**Extracted information**
__________

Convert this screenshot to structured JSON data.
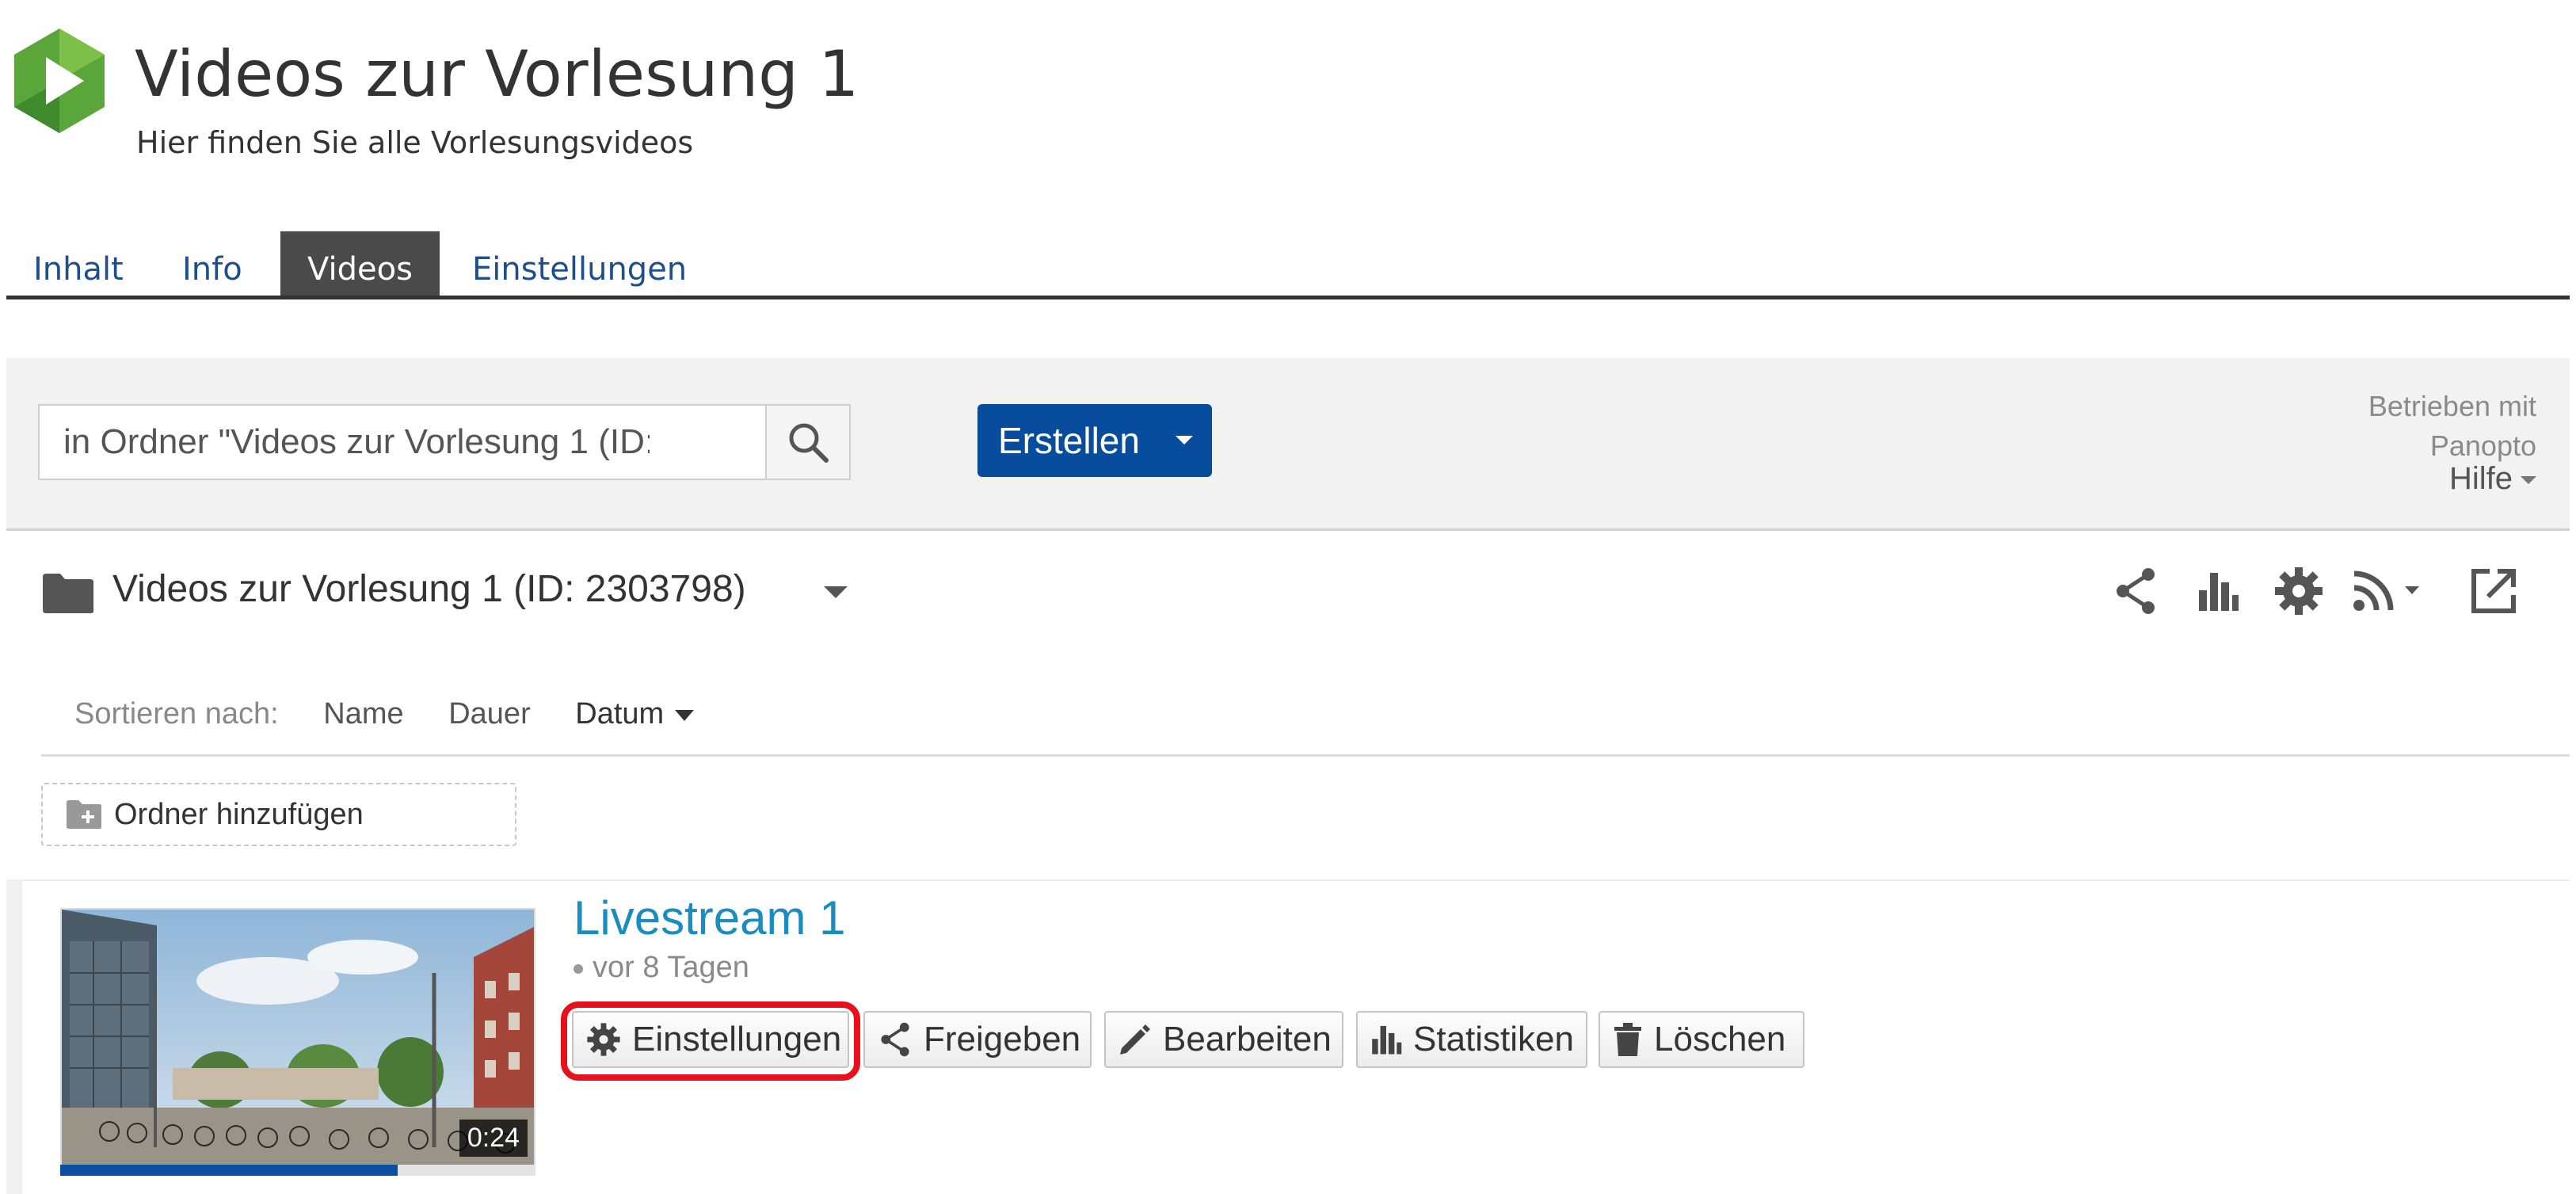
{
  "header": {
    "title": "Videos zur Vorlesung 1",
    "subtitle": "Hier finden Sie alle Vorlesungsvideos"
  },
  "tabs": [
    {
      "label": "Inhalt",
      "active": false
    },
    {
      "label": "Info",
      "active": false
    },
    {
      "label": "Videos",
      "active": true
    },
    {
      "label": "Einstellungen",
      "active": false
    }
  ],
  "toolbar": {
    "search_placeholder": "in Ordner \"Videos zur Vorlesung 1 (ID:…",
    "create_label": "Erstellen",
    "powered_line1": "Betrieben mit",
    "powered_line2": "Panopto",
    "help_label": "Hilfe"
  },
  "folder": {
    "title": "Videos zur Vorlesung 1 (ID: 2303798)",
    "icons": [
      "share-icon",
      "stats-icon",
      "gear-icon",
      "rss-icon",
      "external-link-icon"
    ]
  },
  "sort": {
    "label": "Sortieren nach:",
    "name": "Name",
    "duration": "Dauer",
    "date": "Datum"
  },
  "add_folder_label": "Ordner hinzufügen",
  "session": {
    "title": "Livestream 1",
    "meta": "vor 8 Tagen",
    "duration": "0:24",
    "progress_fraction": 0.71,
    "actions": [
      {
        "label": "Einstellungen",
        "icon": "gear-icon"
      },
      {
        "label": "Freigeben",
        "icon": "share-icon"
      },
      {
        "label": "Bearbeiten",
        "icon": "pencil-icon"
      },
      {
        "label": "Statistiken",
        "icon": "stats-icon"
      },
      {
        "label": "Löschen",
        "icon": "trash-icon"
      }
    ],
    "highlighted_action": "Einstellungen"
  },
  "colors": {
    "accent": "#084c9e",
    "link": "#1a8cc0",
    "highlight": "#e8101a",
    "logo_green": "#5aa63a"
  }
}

__________

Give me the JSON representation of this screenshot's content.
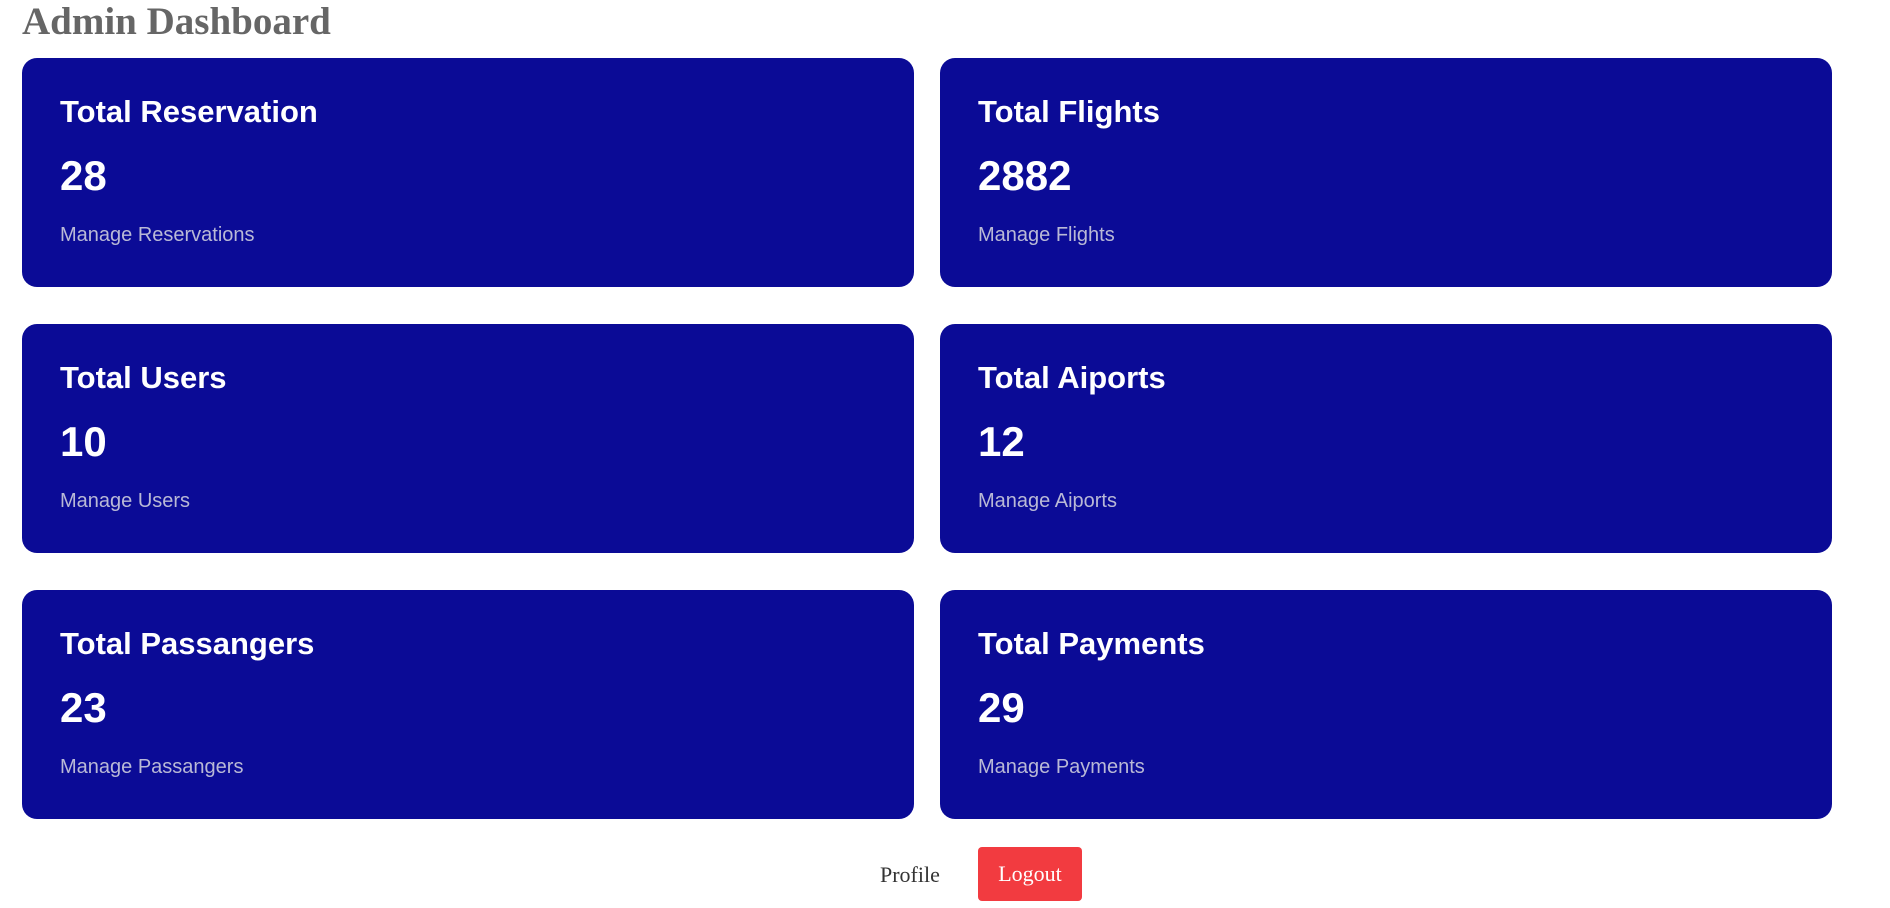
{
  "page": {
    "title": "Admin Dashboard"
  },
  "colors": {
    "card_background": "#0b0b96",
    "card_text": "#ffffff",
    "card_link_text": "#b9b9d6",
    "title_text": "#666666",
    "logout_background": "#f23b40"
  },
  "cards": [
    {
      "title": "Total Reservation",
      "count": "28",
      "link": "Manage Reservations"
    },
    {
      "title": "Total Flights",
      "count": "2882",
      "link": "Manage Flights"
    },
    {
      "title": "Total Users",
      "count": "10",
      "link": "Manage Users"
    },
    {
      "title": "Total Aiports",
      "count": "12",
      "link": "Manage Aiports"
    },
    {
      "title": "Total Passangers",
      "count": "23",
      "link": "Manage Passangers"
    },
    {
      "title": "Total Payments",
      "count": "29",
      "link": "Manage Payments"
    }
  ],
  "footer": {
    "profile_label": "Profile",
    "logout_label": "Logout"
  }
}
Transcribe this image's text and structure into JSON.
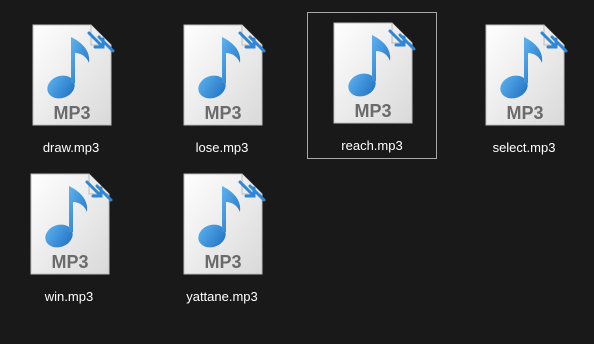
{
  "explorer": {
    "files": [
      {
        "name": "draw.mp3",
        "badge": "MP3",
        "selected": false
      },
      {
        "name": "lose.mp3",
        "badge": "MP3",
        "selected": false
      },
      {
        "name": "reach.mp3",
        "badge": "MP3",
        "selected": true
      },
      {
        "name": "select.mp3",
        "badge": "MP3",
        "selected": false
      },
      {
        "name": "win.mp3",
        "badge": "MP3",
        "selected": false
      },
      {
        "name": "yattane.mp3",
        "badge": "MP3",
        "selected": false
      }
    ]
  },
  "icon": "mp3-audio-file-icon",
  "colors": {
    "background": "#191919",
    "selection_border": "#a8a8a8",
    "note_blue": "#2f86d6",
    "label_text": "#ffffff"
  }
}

__________

**Problem statement**
Find each line holding the word "this" and copy it.

**Result below**
Convert this screenshot to structured JSON data.
Give me the JSON representation of this screenshot's content.
Transcribe this image's text and structure into JSON.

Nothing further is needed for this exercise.